# Start of Dataset excerpts

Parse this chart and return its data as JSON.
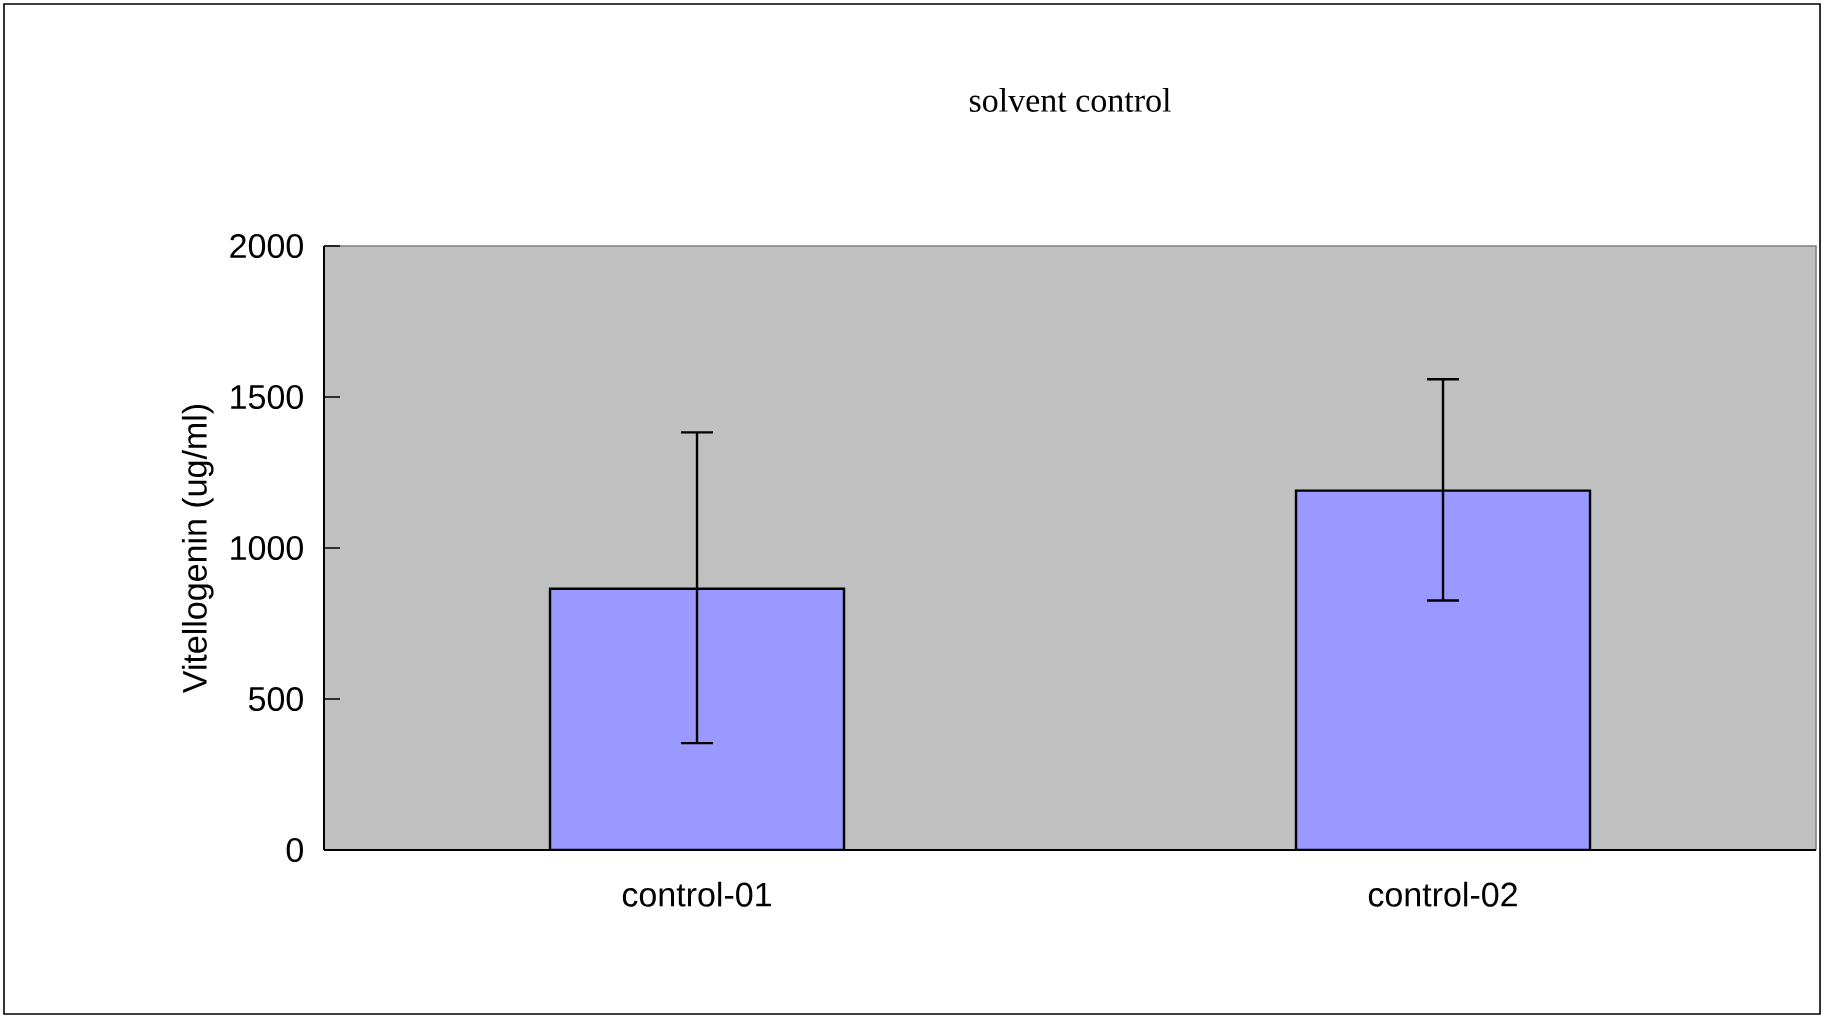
{
  "chart_data": {
    "type": "bar",
    "title": "solvent control",
    "ylabel": "Vitellogenin (ug/ml)",
    "categories": [
      "control-01",
      "control-02"
    ],
    "values": [
      865,
      1190
    ],
    "errors": [
      [
        354,
        1383
      ],
      [
        826,
        1559
      ]
    ],
    "color": "#9999ff",
    "ylim": [
      0,
      2000
    ],
    "yticks": [
      0,
      500,
      1000,
      1500,
      2000
    ]
  }
}
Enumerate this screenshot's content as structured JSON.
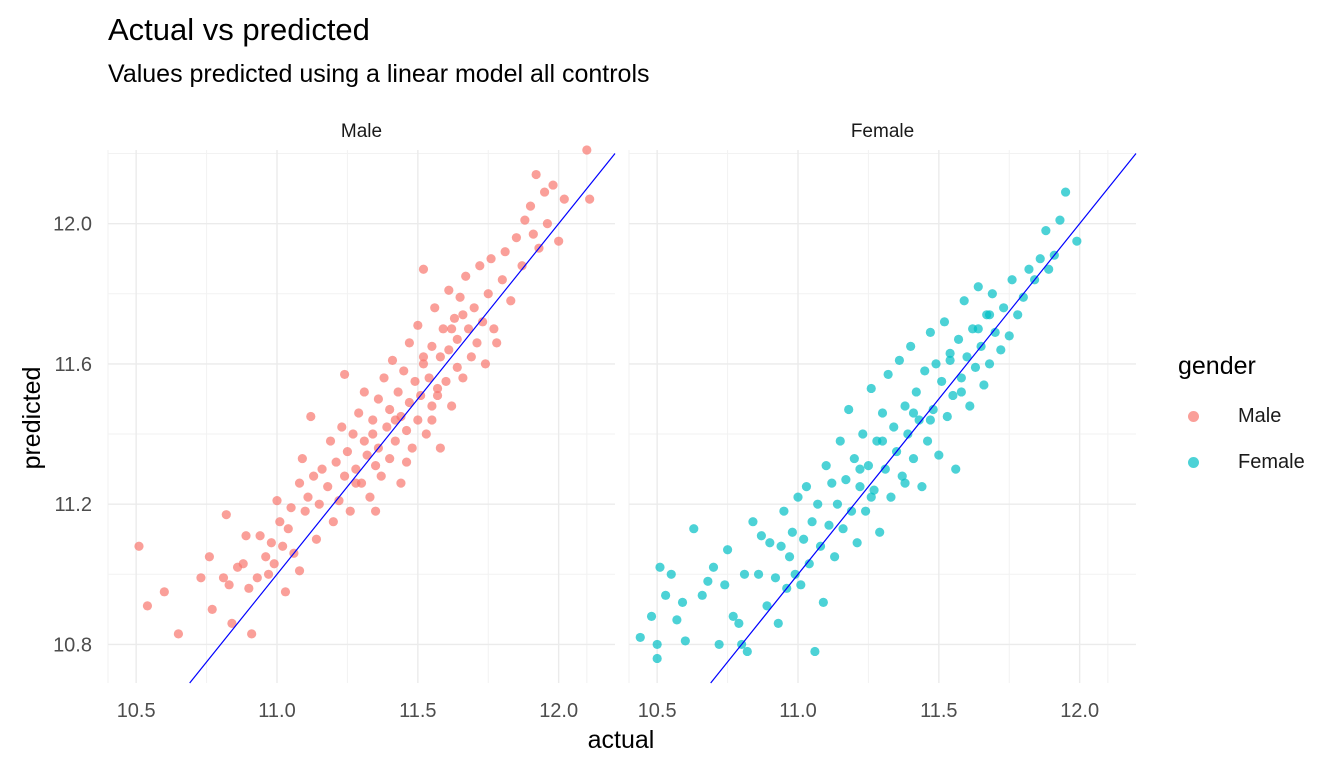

# End of Dataset excerpts

### [Work required]
Retype all entries exactly as they appear, dropping the images.

### [The reply]
Parse this chart and return its data as JSON.
{
  "chart_data": {
    "type": "bar",
    "title": "solvent control",
    "ylabel": "Vitellogenin (ug/ml)",
    "categories": [
      "control-01",
      "control-02"
    ],
    "values": [
      865,
      1190
    ],
    "errors": [
      [
        354,
        1383
      ],
      [
        826,
        1559
      ]
    ],
    "color": "#9999ff",
    "ylim": [
      0,
      2000
    ],
    "yticks": [
      0,
      500,
      1000,
      1500,
      2000
    ]
  }
}
Enumerate this screenshot's content as structured JSON.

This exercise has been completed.